> **Exercise objective**
From the entries below, pull out each line where "approve" appears.

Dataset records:
══════
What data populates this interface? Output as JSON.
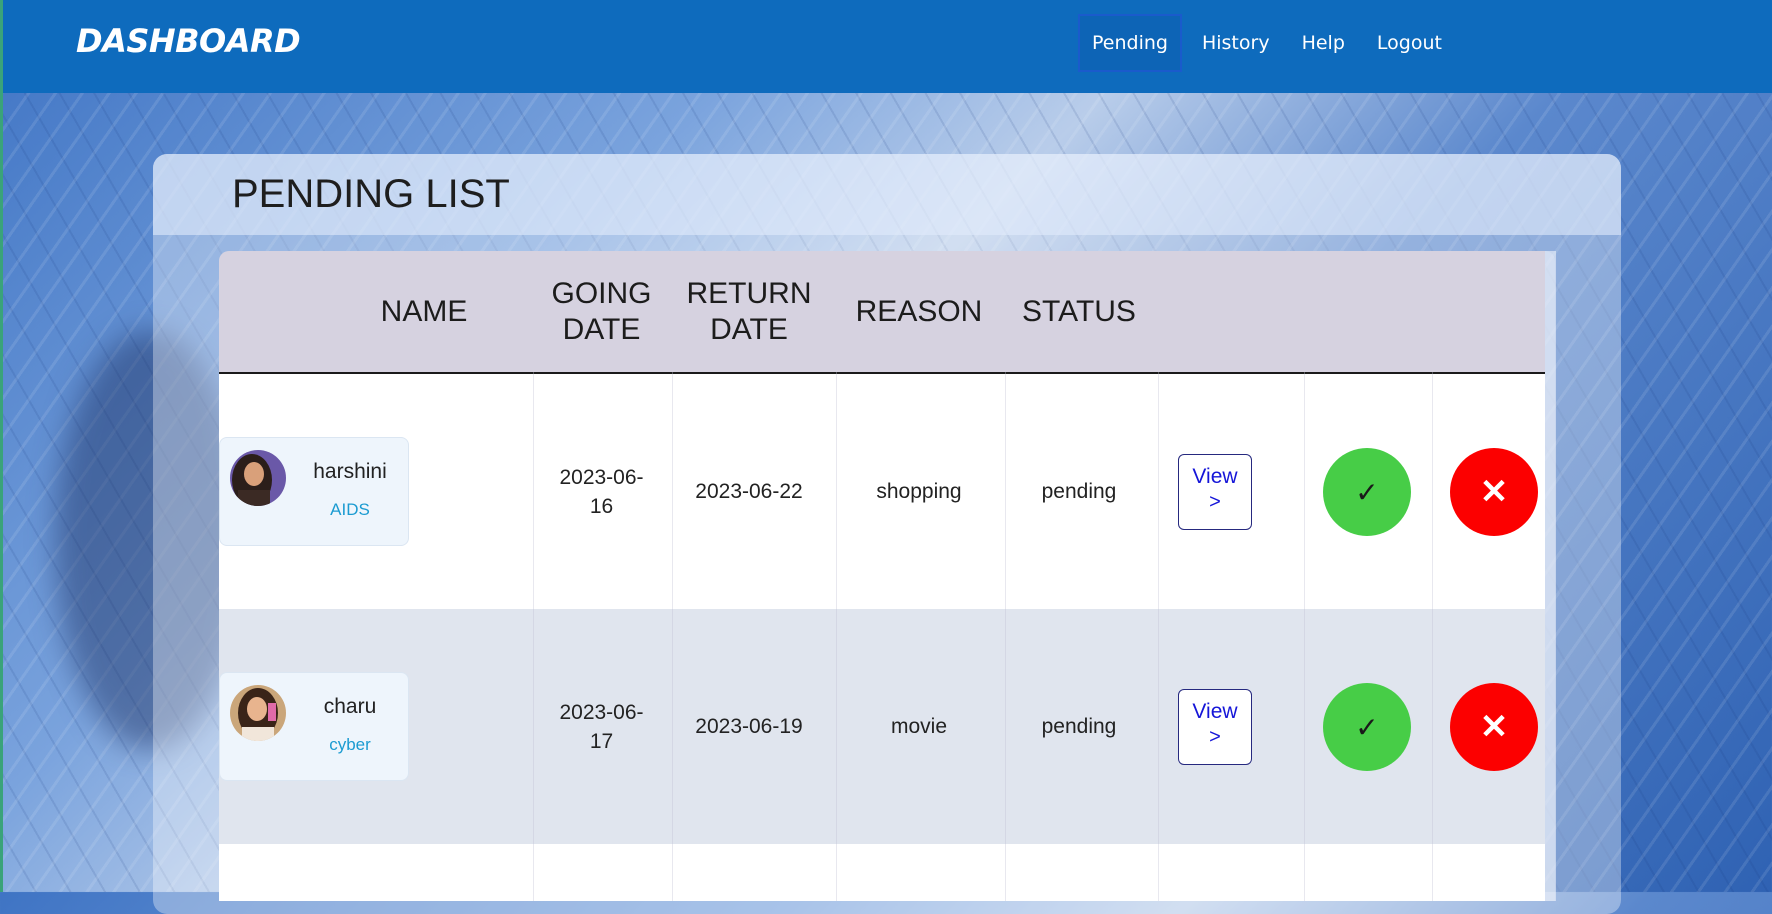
{
  "navbar": {
    "brand": "DASHBOARD",
    "items": [
      {
        "label": "Pending",
        "active": true
      },
      {
        "label": "History"
      },
      {
        "label": "Help"
      },
      {
        "label": "Logout"
      }
    ]
  },
  "panel": {
    "title": "PENDING LIST"
  },
  "table": {
    "headers": [
      "NAME",
      "GOING DATE",
      "RETURN DATE",
      "REASON",
      "STATUS"
    ],
    "rows": [
      {
        "name": "harshini",
        "dept": "AIDS",
        "going_date": "2023-06-16",
        "return_date": "2023-06-22",
        "reason": "shopping",
        "status": "pending",
        "view_label": "View",
        "view_icon": "chevron-right-icon"
      },
      {
        "name": "charu",
        "dept": "cyber",
        "going_date": "2023-06-17",
        "return_date": "2023-06-19",
        "reason": "movie",
        "status": "pending",
        "view_label": "View",
        "view_icon": "chevron-right-icon"
      }
    ]
  },
  "colors": {
    "navbar": "#0e6bbd",
    "approve": "#47cd47",
    "reject": "#fc0000",
    "dept_text": "#1b9bd1",
    "view_text": "#1515d8"
  },
  "icons": {
    "approve": "checkmark-icon",
    "reject": "close-icon",
    "view": "chevron-right-icon"
  }
}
══════
> **Answer to the problem**
    "approve": "#47cd47",
    "approve": "checkmark-icon",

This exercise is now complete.